Records that describe figures:

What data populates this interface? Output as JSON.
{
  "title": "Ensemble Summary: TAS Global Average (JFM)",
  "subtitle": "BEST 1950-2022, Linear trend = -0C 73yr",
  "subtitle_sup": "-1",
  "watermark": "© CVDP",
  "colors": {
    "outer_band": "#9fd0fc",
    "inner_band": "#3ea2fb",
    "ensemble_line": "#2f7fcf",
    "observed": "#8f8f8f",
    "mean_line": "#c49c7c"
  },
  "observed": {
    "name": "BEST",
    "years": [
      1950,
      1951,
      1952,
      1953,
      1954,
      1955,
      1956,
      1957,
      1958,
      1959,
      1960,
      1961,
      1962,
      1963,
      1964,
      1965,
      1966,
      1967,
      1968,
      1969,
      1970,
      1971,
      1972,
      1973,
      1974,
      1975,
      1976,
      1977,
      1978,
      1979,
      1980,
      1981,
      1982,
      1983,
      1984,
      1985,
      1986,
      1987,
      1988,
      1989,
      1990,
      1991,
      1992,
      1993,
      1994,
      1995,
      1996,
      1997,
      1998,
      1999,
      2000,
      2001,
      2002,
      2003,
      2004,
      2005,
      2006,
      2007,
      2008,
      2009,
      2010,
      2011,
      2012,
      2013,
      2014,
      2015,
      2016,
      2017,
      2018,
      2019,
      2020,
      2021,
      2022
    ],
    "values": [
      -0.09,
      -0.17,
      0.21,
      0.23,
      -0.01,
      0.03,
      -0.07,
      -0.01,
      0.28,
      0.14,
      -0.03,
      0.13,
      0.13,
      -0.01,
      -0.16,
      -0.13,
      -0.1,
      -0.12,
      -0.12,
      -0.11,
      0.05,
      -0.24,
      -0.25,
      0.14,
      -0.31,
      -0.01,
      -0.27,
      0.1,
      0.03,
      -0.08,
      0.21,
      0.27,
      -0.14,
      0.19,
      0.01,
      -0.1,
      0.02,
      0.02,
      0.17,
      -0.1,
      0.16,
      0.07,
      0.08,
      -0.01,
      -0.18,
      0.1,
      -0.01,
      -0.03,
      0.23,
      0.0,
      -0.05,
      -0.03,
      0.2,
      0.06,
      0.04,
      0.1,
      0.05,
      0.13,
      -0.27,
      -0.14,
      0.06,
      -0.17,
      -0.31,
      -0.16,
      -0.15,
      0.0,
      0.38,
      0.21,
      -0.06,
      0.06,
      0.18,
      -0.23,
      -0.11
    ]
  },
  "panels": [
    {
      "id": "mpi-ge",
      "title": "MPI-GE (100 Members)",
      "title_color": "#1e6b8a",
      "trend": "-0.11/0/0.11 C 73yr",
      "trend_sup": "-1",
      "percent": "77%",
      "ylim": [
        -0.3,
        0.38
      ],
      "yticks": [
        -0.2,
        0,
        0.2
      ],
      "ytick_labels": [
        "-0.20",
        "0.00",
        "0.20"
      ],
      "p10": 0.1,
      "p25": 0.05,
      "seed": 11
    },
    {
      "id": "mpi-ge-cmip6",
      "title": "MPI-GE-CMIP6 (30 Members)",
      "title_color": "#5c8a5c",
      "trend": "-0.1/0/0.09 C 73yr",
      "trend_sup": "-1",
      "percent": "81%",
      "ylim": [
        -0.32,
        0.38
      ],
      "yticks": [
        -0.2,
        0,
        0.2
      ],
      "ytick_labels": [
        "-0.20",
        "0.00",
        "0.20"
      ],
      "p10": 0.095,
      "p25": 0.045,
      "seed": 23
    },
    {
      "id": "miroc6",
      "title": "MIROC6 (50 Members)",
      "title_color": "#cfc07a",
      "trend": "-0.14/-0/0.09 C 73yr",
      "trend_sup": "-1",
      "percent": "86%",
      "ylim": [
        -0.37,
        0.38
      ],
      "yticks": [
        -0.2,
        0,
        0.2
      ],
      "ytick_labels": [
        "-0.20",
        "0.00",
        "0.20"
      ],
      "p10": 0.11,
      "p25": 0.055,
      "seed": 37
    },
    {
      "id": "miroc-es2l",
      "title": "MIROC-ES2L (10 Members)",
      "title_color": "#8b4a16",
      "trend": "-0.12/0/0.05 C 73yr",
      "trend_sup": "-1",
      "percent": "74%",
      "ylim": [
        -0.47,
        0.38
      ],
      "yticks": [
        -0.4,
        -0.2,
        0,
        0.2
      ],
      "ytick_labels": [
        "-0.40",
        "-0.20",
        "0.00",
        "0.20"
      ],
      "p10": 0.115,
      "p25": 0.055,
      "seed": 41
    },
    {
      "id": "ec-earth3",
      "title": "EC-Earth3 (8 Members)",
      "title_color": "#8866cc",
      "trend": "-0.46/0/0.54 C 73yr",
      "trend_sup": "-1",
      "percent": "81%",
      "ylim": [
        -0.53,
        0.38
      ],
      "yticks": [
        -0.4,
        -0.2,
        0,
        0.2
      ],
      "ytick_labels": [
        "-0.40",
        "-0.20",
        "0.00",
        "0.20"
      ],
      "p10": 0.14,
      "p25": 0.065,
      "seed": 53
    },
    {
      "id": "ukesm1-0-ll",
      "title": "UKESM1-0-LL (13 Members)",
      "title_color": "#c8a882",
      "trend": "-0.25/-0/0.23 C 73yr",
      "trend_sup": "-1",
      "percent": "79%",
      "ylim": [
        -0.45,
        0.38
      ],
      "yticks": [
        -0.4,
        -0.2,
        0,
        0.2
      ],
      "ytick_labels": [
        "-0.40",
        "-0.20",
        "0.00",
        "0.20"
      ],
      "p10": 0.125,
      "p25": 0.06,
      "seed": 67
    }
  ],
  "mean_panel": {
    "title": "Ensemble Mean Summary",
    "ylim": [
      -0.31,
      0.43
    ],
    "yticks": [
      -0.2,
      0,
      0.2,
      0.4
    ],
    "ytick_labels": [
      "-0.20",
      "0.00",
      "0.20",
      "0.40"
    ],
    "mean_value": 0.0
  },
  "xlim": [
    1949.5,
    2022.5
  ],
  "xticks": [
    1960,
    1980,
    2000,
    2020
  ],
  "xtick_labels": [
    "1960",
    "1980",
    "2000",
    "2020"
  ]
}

● **Task to carry out**
Type out the material again exactly as presented.

● **Solved exercise**
What data populates this interface? Output as JSON.
{
  "title": "Ensemble Summary: TAS Global Average (JFM)",
  "subtitle": "BEST 1950-2022, Linear trend = -0C 73yr",
  "subtitle_sup": "-1",
  "watermark": "© CVDP",
  "colors": {
    "outer_band": "#9fd0fc",
    "inner_band": "#3ea2fb",
    "ensemble_line": "#2f7fcf",
    "observed": "#8f8f8f",
    "mean_line": "#c49c7c"
  },
  "observed": {
    "name": "BEST",
    "years": [
      1950,
      1951,
      1952,
      1953,
      1954,
      1955,
      1956,
      1957,
      1958,
      1959,
      1960,
      1961,
      1962,
      1963,
      1964,
      1965,
      1966,
      1967,
      1968,
      1969,
      1970,
      1971,
      1972,
      1973,
      1974,
      1975,
      1976,
      1977,
      1978,
      1979,
      1980,
      1981,
      1982,
      1983,
      1984,
      1985,
      1986,
      1987,
      1988,
      1989,
      1990,
      1991,
      1992,
      1993,
      1994,
      1995,
      1996,
      1997,
      1998,
      1999,
      2000,
      2001,
      2002,
      2003,
      2004,
      2005,
      2006,
      2007,
      2008,
      2009,
      2010,
      2011,
      2012,
      2013,
      2014,
      2015,
      2016,
      2017,
      2018,
      2019,
      2020,
      2021,
      2022
    ],
    "values": [
      -0.09,
      -0.17,
      0.21,
      0.23,
      -0.01,
      0.03,
      -0.07,
      -0.01,
      0.28,
      0.14,
      -0.03,
      0.13,
      0.13,
      -0.01,
      -0.16,
      -0.13,
      -0.1,
      -0.12,
      -0.12,
      -0.11,
      0.05,
      -0.24,
      -0.25,
      0.14,
      -0.31,
      -0.01,
      -0.27,
      0.1,
      0.03,
      -0.08,
      0.21,
      0.27,
      -0.14,
      0.19,
      0.01,
      -0.1,
      0.02,
      0.02,
      0.17,
      -0.1,
      0.16,
      0.07,
      0.08,
      -0.01,
      -0.18,
      0.1,
      -0.01,
      -0.03,
      0.23,
      0.0,
      -0.05,
      -0.03,
      0.2,
      0.06,
      0.04,
      0.1,
      0.05,
      0.13,
      -0.27,
      -0.14,
      0.06,
      -0.17,
      -0.31,
      -0.16,
      -0.15,
      0.0,
      0.38,
      0.21,
      -0.06,
      0.06,
      0.18,
      -0.23,
      -0.11
    ]
  },
  "panels": [
    {
      "id": "mpi-ge",
      "title": "MPI-GE (100 Members)",
      "title_color": "#1e6b8a",
      "trend": "-0.11/0/0.11 C 73yr",
      "trend_sup": "-1",
      "percent": "77%",
      "ylim": [
        -0.3,
        0.38
      ],
      "yticks": [
        -0.2,
        0,
        0.2
      ],
      "ytick_labels": [
        "-0.20",
        "0.00",
        "0.20"
      ],
      "p10": 0.1,
      "p25": 0.05,
      "seed": 11
    },
    {
      "id": "mpi-ge-cmip6",
      "title": "MPI-GE-CMIP6 (30 Members)",
      "title_color": "#5c8a5c",
      "trend": "-0.1/0/0.09 C 73yr",
      "trend_sup": "-1",
      "percent": "81%",
      "ylim": [
        -0.32,
        0.38
      ],
      "yticks": [
        -0.2,
        0,
        0.2
      ],
      "ytick_labels": [
        "-0.20",
        "0.00",
        "0.20"
      ],
      "p10": 0.095,
      "p25": 0.045,
      "seed": 23
    },
    {
      "id": "miroc6",
      "title": "MIROC6 (50 Members)",
      "title_color": "#cfc07a",
      "trend": "-0.14/-0/0.09 C 73yr",
      "trend_sup": "-1",
      "percent": "86%",
      "ylim": [
        -0.37,
        0.38
      ],
      "yticks": [
        -0.2,
        0,
        0.2
      ],
      "ytick_labels": [
        "-0.20",
        "0.00",
        "0.20"
      ],
      "p10": 0.11,
      "p25": 0.055,
      "seed": 37
    },
    {
      "id": "miroc-es2l",
      "title": "MIROC-ES2L (10 Members)",
      "title_color": "#8b4a16",
      "trend": "-0.12/0/0.05 C 73yr",
      "trend_sup": "-1",
      "percent": "74%",
      "ylim": [
        -0.47,
        0.38
      ],
      "yticks": [
        -0.4,
        -0.2,
        0,
        0.2
      ],
      "ytick_labels": [
        "-0.40",
        "-0.20",
        "0.00",
        "0.20"
      ],
      "p10": 0.115,
      "p25": 0.055,
      "seed": 41
    },
    {
      "id": "ec-earth3",
      "title": "EC-Earth3 (8 Members)",
      "title_color": "#8866cc",
      "trend": "-0.46/0/0.54 C 73yr",
      "trend_sup": "-1",
      "percent": "81%",
      "ylim": [
        -0.53,
        0.38
      ],
      "yticks": [
        -0.4,
        -0.2,
        0,
        0.2
      ],
      "ytick_labels": [
        "-0.40",
        "-0.20",
        "0.00",
        "0.20"
      ],
      "p10": 0.14,
      "p25": 0.065,
      "seed": 53
    },
    {
      "id": "ukesm1-0-ll",
      "title": "UKESM1-0-LL (13 Members)",
      "title_color": "#c8a882",
      "trend": "-0.25/-0/0.23 C 73yr",
      "trend_sup": "-1",
      "percent": "79%",
      "ylim": [
        -0.45,
        0.38
      ],
      "yticks": [
        -0.4,
        -0.2,
        0,
        0.2
      ],
      "ytick_labels": [
        "-0.40",
        "-0.20",
        "0.00",
        "0.20"
      ],
      "p10": 0.125,
      "p25": 0.06,
      "seed": 67
    }
  ],
  "mean_panel": {
    "title": "Ensemble Mean Summary",
    "ylim": [
      -0.31,
      0.43
    ],
    "yticks": [
      -0.2,
      0,
      0.2,
      0.4
    ],
    "ytick_labels": [
      "-0.20",
      "0.00",
      "0.20",
      "0.40"
    ],
    "mean_value": 0.0
  },
  "xlim": [
    1949.5,
    2022.5
  ],
  "xticks": [
    1960,
    1980,
    2000,
    2020
  ],
  "xtick_labels": [
    "1960",
    "1980",
    "2000",
    "2020"
  ]
}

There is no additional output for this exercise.